- _Exercise task_:
Locate the string "Elevation" in the records below. Copy every line where it occurs.

______

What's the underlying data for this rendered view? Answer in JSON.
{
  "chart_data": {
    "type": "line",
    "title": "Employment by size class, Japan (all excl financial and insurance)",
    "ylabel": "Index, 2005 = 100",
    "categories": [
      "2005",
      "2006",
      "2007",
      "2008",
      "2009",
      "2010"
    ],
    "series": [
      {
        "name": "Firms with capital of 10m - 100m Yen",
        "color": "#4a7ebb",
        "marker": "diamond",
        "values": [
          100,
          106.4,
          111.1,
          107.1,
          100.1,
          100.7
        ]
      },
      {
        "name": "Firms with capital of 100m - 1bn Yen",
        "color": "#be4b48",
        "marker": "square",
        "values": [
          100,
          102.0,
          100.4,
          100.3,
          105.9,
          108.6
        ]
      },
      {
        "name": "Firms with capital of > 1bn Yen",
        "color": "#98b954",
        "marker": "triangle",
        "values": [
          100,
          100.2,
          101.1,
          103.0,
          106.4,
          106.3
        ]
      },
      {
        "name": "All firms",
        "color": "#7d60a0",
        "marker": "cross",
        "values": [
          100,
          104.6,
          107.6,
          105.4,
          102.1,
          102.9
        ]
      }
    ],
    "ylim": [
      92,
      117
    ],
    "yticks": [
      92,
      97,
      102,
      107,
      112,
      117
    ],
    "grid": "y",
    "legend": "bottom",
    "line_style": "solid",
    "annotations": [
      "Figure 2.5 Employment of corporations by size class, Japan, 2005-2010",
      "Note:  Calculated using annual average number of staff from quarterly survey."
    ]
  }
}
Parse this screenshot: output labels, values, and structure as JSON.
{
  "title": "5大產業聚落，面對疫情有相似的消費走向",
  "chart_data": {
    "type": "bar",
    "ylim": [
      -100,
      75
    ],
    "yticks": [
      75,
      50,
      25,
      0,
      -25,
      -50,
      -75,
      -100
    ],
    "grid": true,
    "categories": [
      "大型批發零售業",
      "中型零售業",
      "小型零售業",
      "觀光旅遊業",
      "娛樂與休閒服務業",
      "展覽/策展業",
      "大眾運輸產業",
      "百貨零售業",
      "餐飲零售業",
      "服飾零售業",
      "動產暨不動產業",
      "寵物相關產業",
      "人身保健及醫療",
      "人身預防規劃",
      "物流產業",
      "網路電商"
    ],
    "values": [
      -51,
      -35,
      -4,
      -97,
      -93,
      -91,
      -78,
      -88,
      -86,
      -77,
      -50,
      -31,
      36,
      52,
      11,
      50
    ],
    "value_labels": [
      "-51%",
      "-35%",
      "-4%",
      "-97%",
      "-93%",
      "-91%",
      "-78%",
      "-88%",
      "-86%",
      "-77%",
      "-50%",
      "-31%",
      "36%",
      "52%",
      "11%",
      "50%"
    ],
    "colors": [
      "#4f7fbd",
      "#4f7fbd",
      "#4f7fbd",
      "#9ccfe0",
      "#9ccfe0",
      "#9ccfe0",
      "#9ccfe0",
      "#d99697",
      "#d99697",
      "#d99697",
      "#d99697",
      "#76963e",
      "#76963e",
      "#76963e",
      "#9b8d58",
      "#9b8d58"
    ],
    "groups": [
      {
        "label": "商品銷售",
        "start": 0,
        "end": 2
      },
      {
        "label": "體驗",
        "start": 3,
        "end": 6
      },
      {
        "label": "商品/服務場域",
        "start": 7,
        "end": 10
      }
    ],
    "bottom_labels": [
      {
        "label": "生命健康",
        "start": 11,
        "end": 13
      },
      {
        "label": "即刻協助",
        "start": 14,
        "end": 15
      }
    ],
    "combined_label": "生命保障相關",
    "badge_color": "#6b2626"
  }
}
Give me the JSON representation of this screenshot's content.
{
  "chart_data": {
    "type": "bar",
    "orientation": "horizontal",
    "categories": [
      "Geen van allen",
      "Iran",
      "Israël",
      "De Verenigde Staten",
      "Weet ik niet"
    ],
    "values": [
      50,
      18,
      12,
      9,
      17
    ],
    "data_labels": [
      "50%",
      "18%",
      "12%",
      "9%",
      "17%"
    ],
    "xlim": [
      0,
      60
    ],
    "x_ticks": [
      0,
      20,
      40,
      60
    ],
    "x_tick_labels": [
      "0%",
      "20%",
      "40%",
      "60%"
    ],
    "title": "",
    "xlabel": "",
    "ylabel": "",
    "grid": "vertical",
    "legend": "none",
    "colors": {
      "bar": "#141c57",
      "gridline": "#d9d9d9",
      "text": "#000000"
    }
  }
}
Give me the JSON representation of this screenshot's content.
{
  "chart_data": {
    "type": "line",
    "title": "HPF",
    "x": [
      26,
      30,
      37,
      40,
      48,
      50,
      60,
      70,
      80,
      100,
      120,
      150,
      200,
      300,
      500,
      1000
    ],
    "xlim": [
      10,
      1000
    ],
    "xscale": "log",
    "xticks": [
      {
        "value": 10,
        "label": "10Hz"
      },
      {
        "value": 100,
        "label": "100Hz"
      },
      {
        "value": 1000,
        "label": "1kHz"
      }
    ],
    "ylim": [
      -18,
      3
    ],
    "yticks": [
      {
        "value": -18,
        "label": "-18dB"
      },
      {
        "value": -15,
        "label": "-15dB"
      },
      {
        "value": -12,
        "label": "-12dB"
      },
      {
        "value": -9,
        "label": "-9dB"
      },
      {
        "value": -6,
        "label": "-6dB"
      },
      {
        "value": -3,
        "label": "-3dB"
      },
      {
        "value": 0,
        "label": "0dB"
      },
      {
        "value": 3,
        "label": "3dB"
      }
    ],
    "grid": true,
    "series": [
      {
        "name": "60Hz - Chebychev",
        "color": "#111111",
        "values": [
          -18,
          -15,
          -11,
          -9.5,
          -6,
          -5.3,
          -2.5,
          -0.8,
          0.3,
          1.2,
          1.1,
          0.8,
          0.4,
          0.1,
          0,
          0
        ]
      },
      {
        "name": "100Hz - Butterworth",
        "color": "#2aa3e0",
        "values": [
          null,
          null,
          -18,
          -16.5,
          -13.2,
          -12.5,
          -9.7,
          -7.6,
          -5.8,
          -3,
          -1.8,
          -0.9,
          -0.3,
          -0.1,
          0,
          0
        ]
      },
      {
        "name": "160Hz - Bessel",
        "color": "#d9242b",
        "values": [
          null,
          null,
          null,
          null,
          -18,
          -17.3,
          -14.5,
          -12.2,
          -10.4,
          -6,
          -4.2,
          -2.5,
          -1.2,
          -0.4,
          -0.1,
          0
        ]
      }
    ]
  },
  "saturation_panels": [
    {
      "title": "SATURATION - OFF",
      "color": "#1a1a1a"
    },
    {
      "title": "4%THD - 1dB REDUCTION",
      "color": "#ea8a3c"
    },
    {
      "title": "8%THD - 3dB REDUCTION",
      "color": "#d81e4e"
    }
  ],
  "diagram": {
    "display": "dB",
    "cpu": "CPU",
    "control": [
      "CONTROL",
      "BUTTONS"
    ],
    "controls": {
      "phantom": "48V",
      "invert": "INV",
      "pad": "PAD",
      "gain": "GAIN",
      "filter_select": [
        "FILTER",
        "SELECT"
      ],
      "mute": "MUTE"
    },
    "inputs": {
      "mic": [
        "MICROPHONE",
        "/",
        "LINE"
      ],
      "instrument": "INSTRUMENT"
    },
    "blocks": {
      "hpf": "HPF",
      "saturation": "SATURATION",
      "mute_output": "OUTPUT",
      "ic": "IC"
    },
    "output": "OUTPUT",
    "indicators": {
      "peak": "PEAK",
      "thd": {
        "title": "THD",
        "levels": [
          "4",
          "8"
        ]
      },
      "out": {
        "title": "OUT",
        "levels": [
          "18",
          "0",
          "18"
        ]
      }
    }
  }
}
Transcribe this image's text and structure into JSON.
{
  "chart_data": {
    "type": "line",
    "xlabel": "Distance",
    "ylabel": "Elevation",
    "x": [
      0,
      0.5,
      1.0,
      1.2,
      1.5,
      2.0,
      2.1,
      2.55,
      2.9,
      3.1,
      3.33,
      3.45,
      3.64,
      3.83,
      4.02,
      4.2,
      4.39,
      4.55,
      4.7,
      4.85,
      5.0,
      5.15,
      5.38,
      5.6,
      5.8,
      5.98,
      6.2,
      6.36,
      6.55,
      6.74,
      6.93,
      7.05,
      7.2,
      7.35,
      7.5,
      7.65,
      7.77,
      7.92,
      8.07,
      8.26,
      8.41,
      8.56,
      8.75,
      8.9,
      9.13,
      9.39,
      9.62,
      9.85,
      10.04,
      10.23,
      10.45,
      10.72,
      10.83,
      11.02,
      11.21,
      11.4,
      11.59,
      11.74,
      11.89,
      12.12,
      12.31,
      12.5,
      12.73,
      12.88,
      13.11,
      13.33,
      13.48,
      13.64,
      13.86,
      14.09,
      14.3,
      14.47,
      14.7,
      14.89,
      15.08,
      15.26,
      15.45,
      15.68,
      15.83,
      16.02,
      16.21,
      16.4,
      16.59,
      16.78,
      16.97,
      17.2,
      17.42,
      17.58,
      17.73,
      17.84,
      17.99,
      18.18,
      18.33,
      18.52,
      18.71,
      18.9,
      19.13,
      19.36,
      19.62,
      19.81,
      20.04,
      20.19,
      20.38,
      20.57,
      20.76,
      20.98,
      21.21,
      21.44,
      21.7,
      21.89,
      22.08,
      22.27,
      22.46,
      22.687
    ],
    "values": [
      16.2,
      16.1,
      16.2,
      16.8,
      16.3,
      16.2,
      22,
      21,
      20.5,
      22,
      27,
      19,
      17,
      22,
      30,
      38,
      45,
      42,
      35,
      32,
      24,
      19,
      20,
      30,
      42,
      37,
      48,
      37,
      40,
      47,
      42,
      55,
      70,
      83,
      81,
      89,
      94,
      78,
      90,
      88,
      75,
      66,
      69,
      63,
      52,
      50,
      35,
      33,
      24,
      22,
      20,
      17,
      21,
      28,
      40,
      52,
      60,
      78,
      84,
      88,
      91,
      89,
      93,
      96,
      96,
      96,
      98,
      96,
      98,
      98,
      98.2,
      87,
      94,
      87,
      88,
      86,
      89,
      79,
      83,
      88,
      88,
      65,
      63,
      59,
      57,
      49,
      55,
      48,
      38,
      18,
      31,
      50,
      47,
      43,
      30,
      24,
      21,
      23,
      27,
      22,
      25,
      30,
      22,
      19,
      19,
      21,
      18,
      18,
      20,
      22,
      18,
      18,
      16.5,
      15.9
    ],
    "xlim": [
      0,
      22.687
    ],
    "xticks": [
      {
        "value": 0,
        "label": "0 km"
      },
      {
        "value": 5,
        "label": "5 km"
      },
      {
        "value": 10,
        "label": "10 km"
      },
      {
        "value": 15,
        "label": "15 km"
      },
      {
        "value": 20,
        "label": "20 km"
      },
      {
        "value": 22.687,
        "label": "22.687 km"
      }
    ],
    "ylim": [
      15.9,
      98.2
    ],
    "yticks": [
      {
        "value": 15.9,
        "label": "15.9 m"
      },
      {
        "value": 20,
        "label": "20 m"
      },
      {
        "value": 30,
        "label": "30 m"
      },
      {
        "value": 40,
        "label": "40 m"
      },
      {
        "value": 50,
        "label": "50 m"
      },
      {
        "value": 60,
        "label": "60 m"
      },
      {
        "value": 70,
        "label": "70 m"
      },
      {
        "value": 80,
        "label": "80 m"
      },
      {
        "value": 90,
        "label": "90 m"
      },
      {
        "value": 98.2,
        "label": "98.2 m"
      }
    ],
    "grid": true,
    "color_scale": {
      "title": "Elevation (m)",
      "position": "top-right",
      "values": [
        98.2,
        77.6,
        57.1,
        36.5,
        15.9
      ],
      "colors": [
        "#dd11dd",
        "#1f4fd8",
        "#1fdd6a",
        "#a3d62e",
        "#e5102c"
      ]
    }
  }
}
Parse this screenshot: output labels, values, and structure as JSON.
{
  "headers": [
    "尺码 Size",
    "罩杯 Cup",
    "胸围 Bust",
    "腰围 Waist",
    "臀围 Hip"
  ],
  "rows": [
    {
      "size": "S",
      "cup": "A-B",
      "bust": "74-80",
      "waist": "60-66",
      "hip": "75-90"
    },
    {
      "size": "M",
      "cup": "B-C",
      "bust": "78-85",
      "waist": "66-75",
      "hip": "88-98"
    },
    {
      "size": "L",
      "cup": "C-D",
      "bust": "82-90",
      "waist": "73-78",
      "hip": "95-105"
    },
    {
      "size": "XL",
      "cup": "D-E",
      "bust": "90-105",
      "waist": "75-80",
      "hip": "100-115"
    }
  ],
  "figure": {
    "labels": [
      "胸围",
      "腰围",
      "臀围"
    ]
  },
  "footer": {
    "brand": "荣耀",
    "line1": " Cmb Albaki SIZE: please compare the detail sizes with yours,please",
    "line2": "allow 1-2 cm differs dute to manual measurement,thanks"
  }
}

______

- _Task solution_:
    "ylabel": "Elevation",
      "title": "Elevation (m)",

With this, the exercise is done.